• Provided data
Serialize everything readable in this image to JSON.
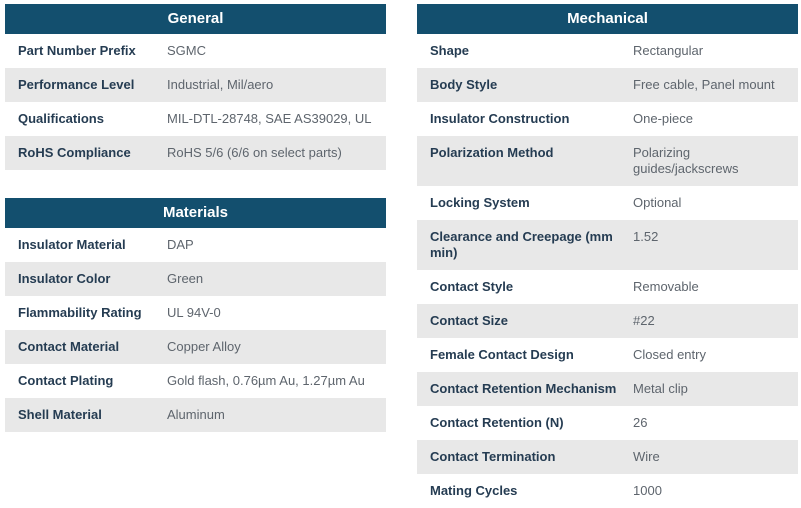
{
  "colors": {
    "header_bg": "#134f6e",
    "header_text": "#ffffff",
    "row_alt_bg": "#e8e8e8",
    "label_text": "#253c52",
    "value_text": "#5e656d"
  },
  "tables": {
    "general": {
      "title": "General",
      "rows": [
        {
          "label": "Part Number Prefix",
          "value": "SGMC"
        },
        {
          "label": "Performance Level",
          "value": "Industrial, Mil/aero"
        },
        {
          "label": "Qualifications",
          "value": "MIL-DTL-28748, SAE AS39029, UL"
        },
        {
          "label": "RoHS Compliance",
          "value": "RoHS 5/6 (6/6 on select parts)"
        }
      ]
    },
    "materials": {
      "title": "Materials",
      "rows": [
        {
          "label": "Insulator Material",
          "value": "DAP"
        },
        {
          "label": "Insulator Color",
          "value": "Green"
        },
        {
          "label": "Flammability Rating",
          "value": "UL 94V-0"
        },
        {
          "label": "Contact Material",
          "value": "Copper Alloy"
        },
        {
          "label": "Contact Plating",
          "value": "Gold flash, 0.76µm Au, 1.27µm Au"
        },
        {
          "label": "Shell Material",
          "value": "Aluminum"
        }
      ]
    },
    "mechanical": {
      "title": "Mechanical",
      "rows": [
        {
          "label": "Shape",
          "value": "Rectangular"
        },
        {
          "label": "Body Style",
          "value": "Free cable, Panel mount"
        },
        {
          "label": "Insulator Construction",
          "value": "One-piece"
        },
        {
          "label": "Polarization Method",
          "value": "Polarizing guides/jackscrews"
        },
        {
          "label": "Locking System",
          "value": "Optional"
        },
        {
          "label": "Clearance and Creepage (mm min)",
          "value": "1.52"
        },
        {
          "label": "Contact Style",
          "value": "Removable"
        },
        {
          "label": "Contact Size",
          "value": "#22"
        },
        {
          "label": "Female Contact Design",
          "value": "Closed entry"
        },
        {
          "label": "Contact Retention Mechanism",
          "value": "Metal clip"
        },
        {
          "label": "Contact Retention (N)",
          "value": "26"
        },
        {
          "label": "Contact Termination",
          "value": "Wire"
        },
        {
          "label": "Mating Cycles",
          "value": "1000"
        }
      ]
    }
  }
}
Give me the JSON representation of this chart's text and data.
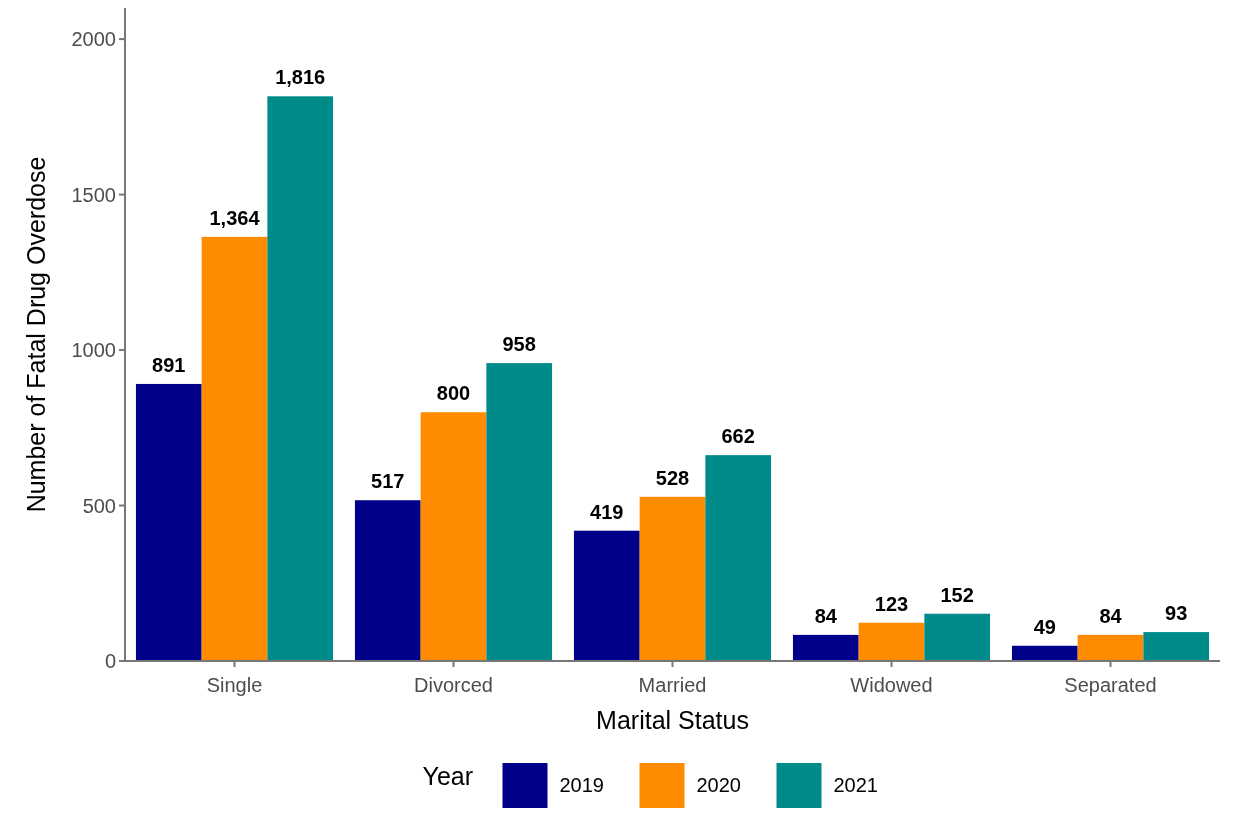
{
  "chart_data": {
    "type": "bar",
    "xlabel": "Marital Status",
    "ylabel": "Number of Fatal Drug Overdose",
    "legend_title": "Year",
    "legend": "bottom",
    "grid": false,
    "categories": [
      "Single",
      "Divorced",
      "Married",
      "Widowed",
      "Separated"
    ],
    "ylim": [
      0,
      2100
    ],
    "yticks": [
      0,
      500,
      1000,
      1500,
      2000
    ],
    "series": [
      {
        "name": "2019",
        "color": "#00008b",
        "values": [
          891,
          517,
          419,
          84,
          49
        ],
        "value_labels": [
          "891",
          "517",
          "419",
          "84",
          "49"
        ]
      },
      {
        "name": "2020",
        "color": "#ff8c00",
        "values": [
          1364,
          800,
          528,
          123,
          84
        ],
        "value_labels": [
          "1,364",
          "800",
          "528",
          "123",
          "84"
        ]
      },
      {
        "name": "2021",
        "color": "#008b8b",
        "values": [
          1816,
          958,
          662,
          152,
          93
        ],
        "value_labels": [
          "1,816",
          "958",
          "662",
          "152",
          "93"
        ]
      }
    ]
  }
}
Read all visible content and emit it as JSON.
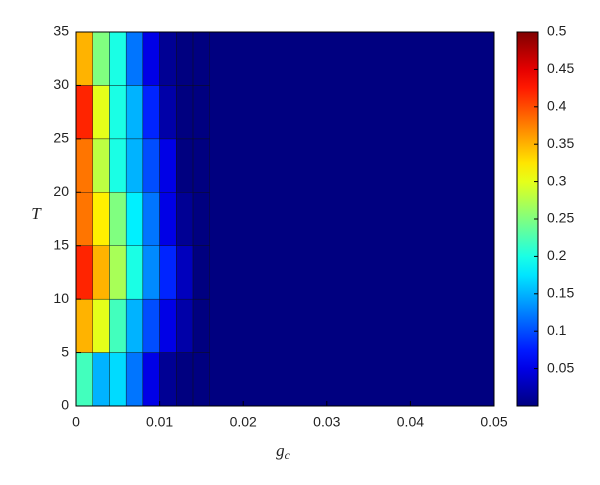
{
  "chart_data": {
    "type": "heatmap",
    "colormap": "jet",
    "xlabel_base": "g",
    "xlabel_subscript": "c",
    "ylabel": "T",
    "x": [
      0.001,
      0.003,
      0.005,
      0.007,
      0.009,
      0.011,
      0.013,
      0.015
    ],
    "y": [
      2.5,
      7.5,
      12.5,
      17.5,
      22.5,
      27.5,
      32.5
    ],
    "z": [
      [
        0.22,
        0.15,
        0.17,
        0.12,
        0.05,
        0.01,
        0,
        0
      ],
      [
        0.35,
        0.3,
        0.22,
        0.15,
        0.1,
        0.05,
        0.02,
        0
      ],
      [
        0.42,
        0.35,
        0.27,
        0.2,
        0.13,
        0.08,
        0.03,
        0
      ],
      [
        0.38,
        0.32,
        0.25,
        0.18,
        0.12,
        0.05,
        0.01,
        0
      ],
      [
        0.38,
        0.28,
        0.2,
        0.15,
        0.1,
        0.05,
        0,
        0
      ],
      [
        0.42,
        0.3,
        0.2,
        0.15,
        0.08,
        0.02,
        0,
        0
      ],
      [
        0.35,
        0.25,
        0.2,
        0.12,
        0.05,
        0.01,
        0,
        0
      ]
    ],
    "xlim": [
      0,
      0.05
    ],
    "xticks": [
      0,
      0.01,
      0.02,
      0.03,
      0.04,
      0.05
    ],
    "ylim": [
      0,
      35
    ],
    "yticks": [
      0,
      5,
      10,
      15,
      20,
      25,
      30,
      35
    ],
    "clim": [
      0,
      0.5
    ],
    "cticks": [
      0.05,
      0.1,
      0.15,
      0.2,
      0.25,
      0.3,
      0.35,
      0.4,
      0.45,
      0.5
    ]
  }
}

==

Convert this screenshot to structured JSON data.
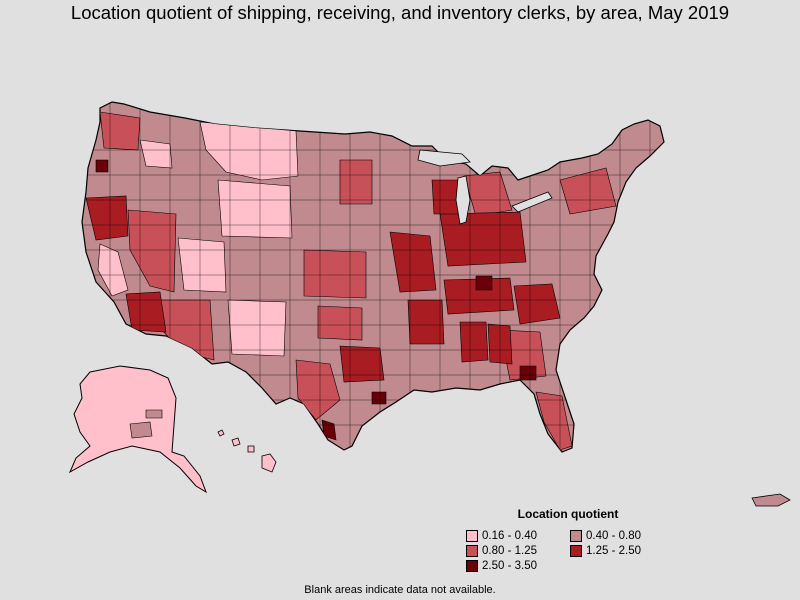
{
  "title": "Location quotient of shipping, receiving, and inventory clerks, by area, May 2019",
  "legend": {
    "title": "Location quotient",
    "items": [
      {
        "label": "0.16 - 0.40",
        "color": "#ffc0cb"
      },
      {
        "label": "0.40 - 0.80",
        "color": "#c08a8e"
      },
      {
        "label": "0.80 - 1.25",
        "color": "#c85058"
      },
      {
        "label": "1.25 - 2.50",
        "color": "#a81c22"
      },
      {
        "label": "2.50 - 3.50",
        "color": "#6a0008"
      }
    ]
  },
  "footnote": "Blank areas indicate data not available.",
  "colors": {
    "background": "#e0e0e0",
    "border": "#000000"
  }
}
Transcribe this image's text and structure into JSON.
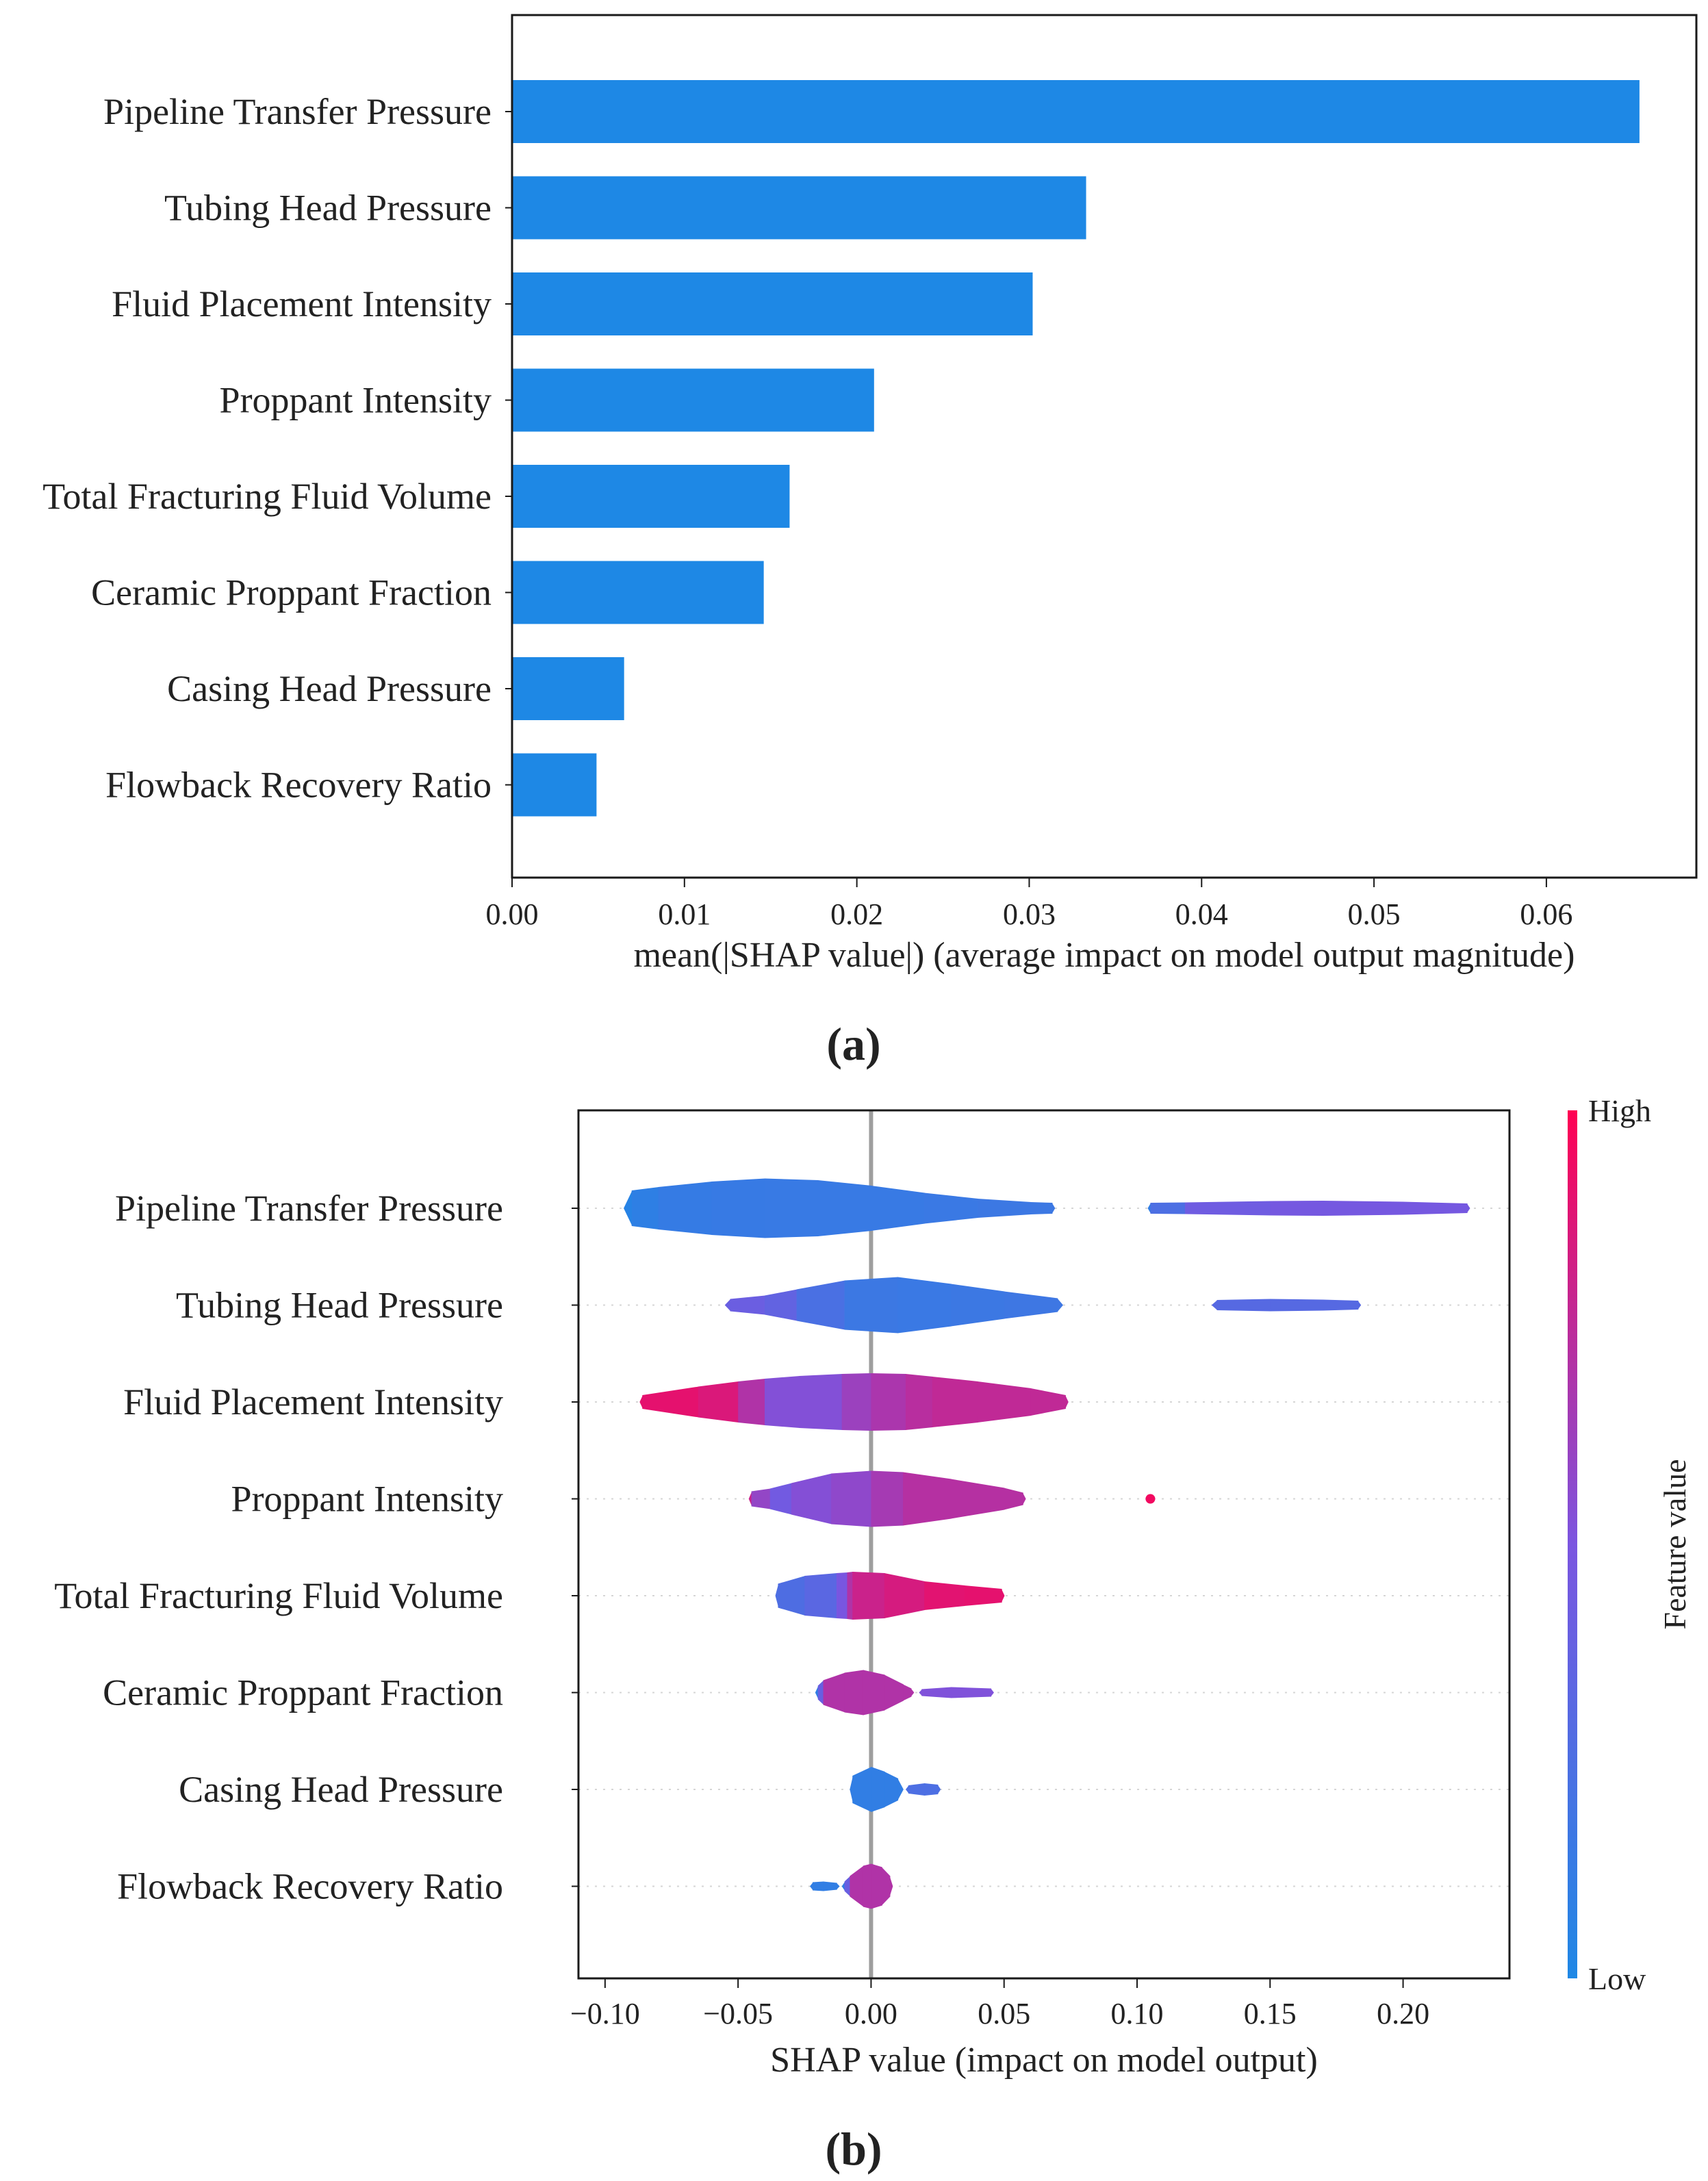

• Written instruction
Reproduce, word for word, only the lines in the records above from the line with "Convert this screenshot" through the line with "Transcribe this image's", including both ends; omit the pictures.

• Task solution
Convert this screenshot to structured JSON data.
{
  "title": "Location quotient of shipping, receiving, and inventory clerks, by area, May 2019",
  "legend": {
    "title": "Location quotient",
    "items": [
      {
        "label": "0.16 - 0.40",
        "color": "#ffc0cb"
      },
      {
        "label": "0.40 - 0.80",
        "color": "#c08a8e"
      },
      {
        "label": "0.80 - 1.25",
        "color": "#c85058"
      },
      {
        "label": "1.25 - 2.50",
        "color": "#a81c22"
      },
      {
        "label": "2.50 - 3.50",
        "color": "#6a0008"
      }
    ]
  },
  "footnote": "Blank areas indicate data not available.",
  "colors": {
    "background": "#e0e0e0",
    "border": "#000000"
  }
}
Transcribe this image's text and structure into JSON.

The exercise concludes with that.